== Input ==
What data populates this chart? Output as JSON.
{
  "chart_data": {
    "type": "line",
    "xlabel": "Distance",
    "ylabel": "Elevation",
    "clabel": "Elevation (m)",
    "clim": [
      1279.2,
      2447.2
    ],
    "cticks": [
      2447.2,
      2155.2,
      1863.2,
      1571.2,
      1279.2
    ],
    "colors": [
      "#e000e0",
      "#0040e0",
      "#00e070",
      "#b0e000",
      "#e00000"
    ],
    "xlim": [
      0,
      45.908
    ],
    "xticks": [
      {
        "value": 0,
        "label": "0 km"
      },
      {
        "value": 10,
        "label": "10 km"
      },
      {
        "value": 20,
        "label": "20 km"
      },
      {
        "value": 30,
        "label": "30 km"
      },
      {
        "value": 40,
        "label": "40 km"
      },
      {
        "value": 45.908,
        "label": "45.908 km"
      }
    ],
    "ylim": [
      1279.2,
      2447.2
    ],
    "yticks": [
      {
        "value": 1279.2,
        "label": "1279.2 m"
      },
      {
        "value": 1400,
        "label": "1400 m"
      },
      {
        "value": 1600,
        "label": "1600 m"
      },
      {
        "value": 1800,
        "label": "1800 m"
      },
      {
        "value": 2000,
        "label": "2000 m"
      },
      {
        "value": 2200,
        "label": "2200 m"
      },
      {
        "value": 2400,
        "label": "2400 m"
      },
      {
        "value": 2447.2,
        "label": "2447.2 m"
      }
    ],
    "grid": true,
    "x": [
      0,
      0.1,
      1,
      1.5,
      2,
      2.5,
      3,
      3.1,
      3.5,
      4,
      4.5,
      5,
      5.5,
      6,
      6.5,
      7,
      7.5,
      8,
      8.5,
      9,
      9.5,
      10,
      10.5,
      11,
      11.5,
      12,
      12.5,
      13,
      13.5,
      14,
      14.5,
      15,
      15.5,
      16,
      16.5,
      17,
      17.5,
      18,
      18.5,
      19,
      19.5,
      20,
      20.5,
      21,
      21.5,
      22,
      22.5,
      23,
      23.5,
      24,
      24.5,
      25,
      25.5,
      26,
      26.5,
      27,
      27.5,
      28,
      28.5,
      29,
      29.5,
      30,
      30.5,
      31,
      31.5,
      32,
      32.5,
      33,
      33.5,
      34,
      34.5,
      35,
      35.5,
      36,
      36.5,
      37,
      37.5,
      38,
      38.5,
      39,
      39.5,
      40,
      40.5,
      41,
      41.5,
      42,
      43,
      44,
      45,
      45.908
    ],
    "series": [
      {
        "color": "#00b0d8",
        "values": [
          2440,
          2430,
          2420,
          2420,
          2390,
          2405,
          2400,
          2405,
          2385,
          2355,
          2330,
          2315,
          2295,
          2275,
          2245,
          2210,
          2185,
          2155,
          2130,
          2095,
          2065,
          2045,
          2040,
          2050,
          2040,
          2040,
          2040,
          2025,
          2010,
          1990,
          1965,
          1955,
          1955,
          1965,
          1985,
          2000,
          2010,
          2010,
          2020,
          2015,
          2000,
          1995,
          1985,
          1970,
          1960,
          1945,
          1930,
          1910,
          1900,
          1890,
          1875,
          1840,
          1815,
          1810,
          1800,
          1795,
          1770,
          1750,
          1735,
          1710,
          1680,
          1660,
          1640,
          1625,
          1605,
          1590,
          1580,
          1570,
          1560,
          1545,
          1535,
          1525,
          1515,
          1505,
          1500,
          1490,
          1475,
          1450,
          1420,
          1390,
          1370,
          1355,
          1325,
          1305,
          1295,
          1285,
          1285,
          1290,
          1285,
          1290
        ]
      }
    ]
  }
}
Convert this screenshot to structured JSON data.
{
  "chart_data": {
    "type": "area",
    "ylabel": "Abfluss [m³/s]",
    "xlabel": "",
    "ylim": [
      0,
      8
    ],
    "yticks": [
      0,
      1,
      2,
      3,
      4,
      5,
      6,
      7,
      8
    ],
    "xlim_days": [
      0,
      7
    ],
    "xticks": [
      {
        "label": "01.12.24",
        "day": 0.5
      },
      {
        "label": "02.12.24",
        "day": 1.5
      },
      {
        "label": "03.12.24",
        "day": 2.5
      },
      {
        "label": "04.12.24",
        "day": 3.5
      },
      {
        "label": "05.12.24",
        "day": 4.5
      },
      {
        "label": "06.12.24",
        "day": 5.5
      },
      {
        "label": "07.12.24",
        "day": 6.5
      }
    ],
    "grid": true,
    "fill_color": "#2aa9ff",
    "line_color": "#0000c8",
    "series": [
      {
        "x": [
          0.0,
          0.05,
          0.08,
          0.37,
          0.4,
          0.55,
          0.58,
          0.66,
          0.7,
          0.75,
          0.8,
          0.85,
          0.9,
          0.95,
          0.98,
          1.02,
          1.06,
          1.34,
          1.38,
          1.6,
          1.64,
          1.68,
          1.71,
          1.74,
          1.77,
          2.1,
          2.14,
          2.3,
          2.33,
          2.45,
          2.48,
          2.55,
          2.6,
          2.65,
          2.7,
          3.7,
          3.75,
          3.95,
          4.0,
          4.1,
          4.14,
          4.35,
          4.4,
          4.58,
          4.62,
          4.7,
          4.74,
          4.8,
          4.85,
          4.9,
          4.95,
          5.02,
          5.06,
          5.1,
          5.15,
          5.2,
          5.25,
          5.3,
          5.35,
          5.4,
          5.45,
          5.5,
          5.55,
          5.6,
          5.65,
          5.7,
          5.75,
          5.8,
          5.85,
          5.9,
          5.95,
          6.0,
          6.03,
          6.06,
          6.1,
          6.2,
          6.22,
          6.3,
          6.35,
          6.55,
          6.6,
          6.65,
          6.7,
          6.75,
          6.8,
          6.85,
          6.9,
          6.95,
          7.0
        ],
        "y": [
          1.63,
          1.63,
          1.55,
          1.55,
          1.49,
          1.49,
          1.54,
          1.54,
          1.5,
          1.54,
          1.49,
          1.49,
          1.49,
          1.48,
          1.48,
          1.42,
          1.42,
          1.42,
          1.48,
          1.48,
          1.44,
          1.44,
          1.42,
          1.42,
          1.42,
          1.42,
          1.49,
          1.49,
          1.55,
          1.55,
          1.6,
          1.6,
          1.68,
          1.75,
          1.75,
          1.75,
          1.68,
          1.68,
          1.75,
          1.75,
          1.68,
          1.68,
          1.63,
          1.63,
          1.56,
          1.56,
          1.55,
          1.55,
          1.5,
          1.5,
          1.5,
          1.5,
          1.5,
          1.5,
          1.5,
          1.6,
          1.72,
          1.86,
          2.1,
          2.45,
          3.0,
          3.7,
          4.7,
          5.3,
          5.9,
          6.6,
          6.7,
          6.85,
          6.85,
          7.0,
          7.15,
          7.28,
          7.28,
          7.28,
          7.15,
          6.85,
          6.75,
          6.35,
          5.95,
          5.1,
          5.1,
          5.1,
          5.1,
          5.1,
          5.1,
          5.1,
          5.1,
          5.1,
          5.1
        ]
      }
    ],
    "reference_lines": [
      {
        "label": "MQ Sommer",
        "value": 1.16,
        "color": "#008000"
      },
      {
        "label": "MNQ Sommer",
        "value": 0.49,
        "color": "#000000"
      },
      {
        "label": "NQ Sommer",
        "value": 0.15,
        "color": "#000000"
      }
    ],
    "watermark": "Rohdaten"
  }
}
===
- [Given task] Extract each line of the listing above, copying it word for word.

- [Correct answer]
What data populates this chart? Output as JSON.
{
  "chart_data": {
    "type": "line",
    "xlabel": "Distance",
    "ylabel": "Elevation",
    "clabel": "Elevation (m)",
    "clim": [
      1279.2,
      2447.2
    ],
    "cticks": [
      2447.2,
      2155.2,
      1863.2,
      1571.2,
      1279.2
    ],
    "colors": [
      "#e000e0",
      "#0040e0",
      "#00e070",
      "#b0e000",
      "#e00000"
    ],
    "xlim": [
      0,
      45.908
    ],
    "xticks": [
      {
        "value": 0,
        "label": "0 km"
      },
      {
        "value": 10,
        "label": "10 km"
      },
      {
        "value": 20,
        "label": "20 km"
      },
      {
        "value": 30,
        "label": "30 km"
      },
      {
        "value": 40,
        "label": "40 km"
      },
      {
        "value": 45.908,
        "label": "45.908 km"
      }
    ],
    "ylim": [
      1279.2,
      2447.2
    ],
    "yticks": [
      {
        "value": 1279.2,
        "label": "1279.2 m"
      },
      {
        "value": 1400,
        "label": "1400 m"
      },
      {
        "value": 1600,
        "label": "1600 m"
      },
      {
        "value": 1800,
        "label": "1800 m"
      },
      {
        "value": 2000,
        "label": "2000 m"
      },
      {
        "value": 2200,
        "label": "2200 m"
      },
      {
        "value": 2400,
        "label": "2400 m"
      },
      {
        "value": 2447.2,
        "label": "2447.2 m"
      }
    ],
    "grid": true,
    "x": [
      0,
      0.1,
      1,
      1.5,
      2,
      2.5,
      3,
      3.1,
      3.5,
      4,
      4.5,
      5,
      5.5,
      6,
      6.5,
      7,
      7.5,
      8,
      8.5,
      9,
      9.5,
      10,
      10.5,
      11,
      11.5,
      12,
      12.5,
      13,
      13.5,
      14,
      14.5,
      15,
      15.5,
      16,
      16.5,
      17,
      17.5,
      18,
      18.5,
      19,
      19.5,
      20,
      20.5,
      21,
      21.5,
      22,
      22.5,
      23,
      23.5,
      24,
      24.5,
      25,
      25.5,
      26,
      26.5,
      27,
      27.5,
      28,
      28.5,
      29,
      29.5,
      30,
      30.5,
      31,
      31.5,
      32,
      32.5,
      33,
      33.5,
      34,
      34.5,
      35,
      35.5,
      36,
      36.5,
      37,
      37.5,
      38,
      38.5,
      39,
      39.5,
      40,
      40.5,
      41,
      41.5,
      42,
      43,
      44,
      45,
      45.908
    ],
    "series": [
      {
        "color": "#00b0d8",
        "values": [
          2440,
          2430,
          2420,
          2420,
          2390,
          2405,
          2400,
          2405,
          2385,
          2355,
          2330,
          2315,
          2295,
          2275,
          2245,
          2210,
          2185,
          2155,
          2130,
          2095,
          2065,
          2045,
          2040,
          2050,
          2040,
          2040,
          2040,
          2025,
          2010,
          1990,
          1965,
          1955,
          1955,
          1965,
          1985,
          2000,
          2010,
          2010,
          2020,
          2015,
          2000,
          1995,
          1985,
          1970,
          1960,
          1945,
          1930,
          1910,
          1900,
          1890,
          1875,
          1840,
          1815,
          1810,
          1800,
          1795,
          1770,
          1750,
          1735,
          1710,
          1680,
          1660,
          1640,
          1625,
          1605,
          1590,
          1580,
          1570,
          1560,
          1545,
          1535,
          1525,
          1515,
          1505,
          1500,
          1490,
          1475,
          1450,
          1420,
          1390,
          1370,
          1355,
          1325,
          1305,
          1295,
          1285,
          1285,
          1290,
          1285,
          1290
        ]
      }
    ]
  }
}
Convert this screenshot to structured JSON data.
{
  "chart_data": {
    "type": "area",
    "ylabel": "Abfluss [m³/s]",
    "xlabel": "",
    "ylim": [
      0,
      8
    ],
    "yticks": [
      0,
      1,
      2,
      3,
      4,
      5,
      6,
      7,
      8
    ],
    "xlim_days": [
      0,
      7
    ],
    "xticks": [
      {
        "label": "01.12.24",
        "day": 0.5
      },
      {
        "label": "02.12.24",
        "day": 1.5
      },
      {
        "label": "03.12.24",
        "day": 2.5
      },
      {
        "label": "04.12.24",
        "day": 3.5
      },
      {
        "label": "05.12.24",
        "day": 4.5
      },
      {
        "label": "06.12.24",
        "day": 5.5
      },
      {
        "label": "07.12.24",
        "day": 6.5
      }
    ],
    "grid": true,
    "fill_color": "#2aa9ff",
    "line_color": "#0000c8",
    "series": [
      {
        "x": [
          0.0,
          0.05,
          0.08,
          0.37,
          0.4,
          0.55,
          0.58,
          0.66,
          0.7,
          0.75,
          0.8,
          0.85,
          0.9,
          0.95,
          0.98,
          1.02,
          1.06,
          1.34,
          1.38,
          1.6,
          1.64,
          1.68,
          1.71,
          1.74,
          1.77,
          2.1,
          2.14,
          2.3,
          2.33,
          2.45,
          2.48,
          2.55,
          2.6,
          2.65,
          2.7,
          3.7,
          3.75,
          3.95,
          4.0,
          4.1,
          4.14,
          4.35,
          4.4,
          4.58,
          4.62,
          4.7,
          4.74,
          4.8,
          4.85,
          4.9,
          4.95,
          5.02,
          5.06,
          5.1,
          5.15,
          5.2,
          5.25,
          5.3,
          5.35,
          5.4,
          5.45,
          5.5,
          5.55,
          5.6,
          5.65,
          5.7,
          5.75,
          5.8,
          5.85,
          5.9,
          5.95,
          6.0,
          6.03,
          6.06,
          6.1,
          6.2,
          6.22,
          6.3,
          6.35,
          6.55,
          6.6,
          6.65,
          6.7,
          6.75,
          6.8,
          6.85,
          6.9,
          6.95,
          7.0
        ],
        "y": [
          1.63,
          1.63,
          1.55,
          1.55,
          1.49,
          1.49,
          1.54,
          1.54,
          1.5,
          1.54,
          1.49,
          1.49,
          1.49,
          1.48,
          1.48,
          1.42,
          1.42,
          1.42,
          1.48,
          1.48,
          1.44,
          1.44,
          1.42,
          1.42,
          1.42,
          1.42,
          1.49,
          1.49,
          1.55,
          1.55,
          1.6,
          1.6,
          1.68,
          1.75,
          1.75,
          1.75,
          1.68,
          1.68,
          1.75,
          1.75,
          1.68,
          1.68,
          1.63,
          1.63,
          1.56,
          1.56,
          1.55,
          1.55,
          1.5,
          1.5,
          1.5,
          1.5,
          1.5,
          1.5,
          1.5,
          1.6,
          1.72,
          1.86,
          2.1,
          2.45,
          3.0,
          3.7,
          4.7,
          5.3,
          5.9,
          6.6,
          6.7,
          6.85,
          6.85,
          7.0,
          7.15,
          7.28,
          7.28,
          7.28,
          7.15,
          6.85,
          6.75,
          6.35,
          5.95,
          5.1,
          5.1,
          5.1,
          5.1,
          5.1,
          5.1,
          5.1,
          5.1,
          5.1,
          5.1
        ]
      }
    ],
    "reference_lines": [
      {
        "label": "MQ Sommer",
        "value": 1.16,
        "color": "#008000"
      },
      {
        "label": "MNQ Sommer",
        "value": 0.49,
        "color": "#000000"
      },
      {
        "label": "NQ Sommer",
        "value": 0.15,
        "color": "#000000"
      }
    ],
    "watermark": "Rohdaten"
  }
}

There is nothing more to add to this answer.